**Stated exercise**
Where a line of the material contains the string "illo", copy that line.

**Data supplied**

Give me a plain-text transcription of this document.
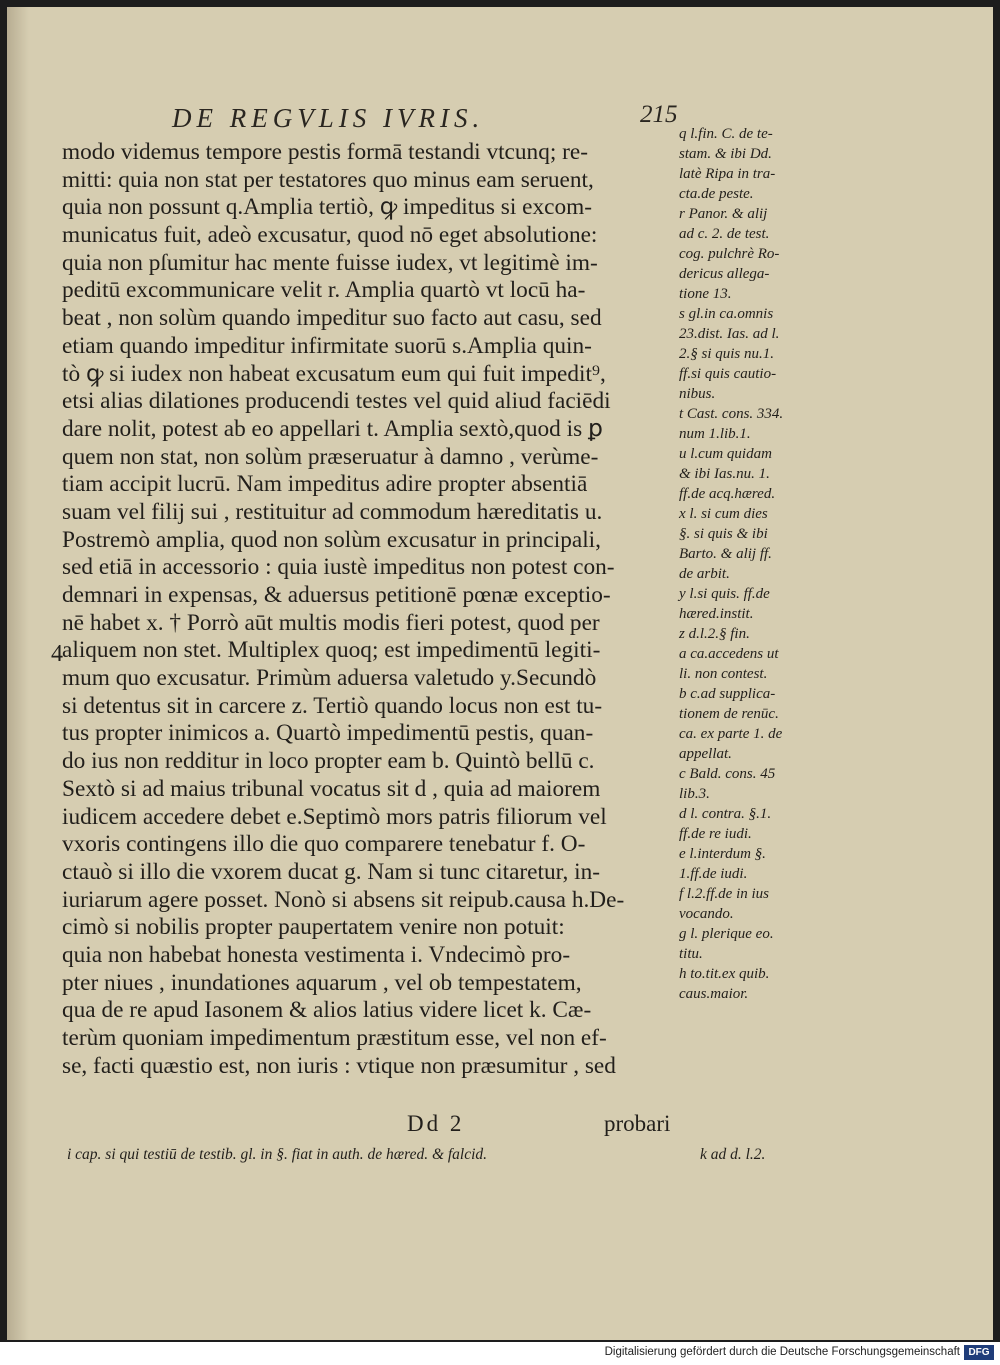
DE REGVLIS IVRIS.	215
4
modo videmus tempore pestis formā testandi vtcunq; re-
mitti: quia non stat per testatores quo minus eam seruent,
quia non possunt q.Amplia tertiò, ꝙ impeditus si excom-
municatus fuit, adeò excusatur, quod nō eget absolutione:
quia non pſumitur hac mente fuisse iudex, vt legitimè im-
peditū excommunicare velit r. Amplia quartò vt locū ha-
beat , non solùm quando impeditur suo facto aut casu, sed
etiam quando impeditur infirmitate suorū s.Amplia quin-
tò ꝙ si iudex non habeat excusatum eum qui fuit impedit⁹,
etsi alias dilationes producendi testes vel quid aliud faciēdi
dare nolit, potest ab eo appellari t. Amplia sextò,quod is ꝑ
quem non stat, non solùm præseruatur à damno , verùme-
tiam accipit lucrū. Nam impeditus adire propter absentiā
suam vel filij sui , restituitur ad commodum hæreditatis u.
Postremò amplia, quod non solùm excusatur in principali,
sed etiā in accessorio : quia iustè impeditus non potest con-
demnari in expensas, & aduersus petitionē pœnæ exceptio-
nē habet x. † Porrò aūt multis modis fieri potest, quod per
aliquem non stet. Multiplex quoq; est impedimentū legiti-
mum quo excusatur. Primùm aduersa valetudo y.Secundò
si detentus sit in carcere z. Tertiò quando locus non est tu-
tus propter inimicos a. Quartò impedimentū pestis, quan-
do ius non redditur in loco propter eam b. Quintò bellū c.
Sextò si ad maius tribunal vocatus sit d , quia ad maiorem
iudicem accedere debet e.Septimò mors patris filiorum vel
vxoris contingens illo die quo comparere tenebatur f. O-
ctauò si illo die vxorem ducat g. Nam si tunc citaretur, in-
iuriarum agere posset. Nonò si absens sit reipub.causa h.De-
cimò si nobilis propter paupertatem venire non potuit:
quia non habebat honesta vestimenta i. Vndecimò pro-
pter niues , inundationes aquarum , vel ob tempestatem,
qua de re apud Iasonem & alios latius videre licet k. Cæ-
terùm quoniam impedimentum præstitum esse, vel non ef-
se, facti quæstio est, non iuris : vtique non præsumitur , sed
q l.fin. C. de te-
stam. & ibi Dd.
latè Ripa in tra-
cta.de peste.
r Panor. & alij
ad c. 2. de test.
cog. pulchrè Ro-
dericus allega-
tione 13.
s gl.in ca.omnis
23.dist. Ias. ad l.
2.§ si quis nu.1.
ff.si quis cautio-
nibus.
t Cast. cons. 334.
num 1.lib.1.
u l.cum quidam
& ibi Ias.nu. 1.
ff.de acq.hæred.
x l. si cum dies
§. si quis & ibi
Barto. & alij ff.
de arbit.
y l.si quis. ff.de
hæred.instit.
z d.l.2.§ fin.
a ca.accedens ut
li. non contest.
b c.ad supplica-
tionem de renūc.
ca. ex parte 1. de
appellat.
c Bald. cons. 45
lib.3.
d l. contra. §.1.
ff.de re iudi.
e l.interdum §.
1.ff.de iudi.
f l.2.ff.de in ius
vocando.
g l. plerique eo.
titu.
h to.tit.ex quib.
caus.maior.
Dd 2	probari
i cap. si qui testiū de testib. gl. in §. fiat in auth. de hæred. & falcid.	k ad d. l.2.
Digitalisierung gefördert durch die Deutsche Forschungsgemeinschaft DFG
==
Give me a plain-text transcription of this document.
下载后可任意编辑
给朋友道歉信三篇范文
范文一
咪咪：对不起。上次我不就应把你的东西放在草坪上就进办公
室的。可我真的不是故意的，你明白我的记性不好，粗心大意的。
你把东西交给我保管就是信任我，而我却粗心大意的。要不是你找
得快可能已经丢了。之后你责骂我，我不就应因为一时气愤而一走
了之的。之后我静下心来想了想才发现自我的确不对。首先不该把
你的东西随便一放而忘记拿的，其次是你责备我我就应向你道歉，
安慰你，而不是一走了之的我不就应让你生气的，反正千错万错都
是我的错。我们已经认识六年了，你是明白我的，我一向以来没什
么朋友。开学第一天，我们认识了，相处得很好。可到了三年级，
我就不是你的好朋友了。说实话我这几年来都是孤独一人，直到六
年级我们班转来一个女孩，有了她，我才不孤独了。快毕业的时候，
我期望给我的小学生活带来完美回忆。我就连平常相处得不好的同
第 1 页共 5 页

**Correct output**
vxoris contingens illo die quo comparere tenebatur f. O-
ctauò si illo die vxorem ducat g. Nam si tunc citaretur, in-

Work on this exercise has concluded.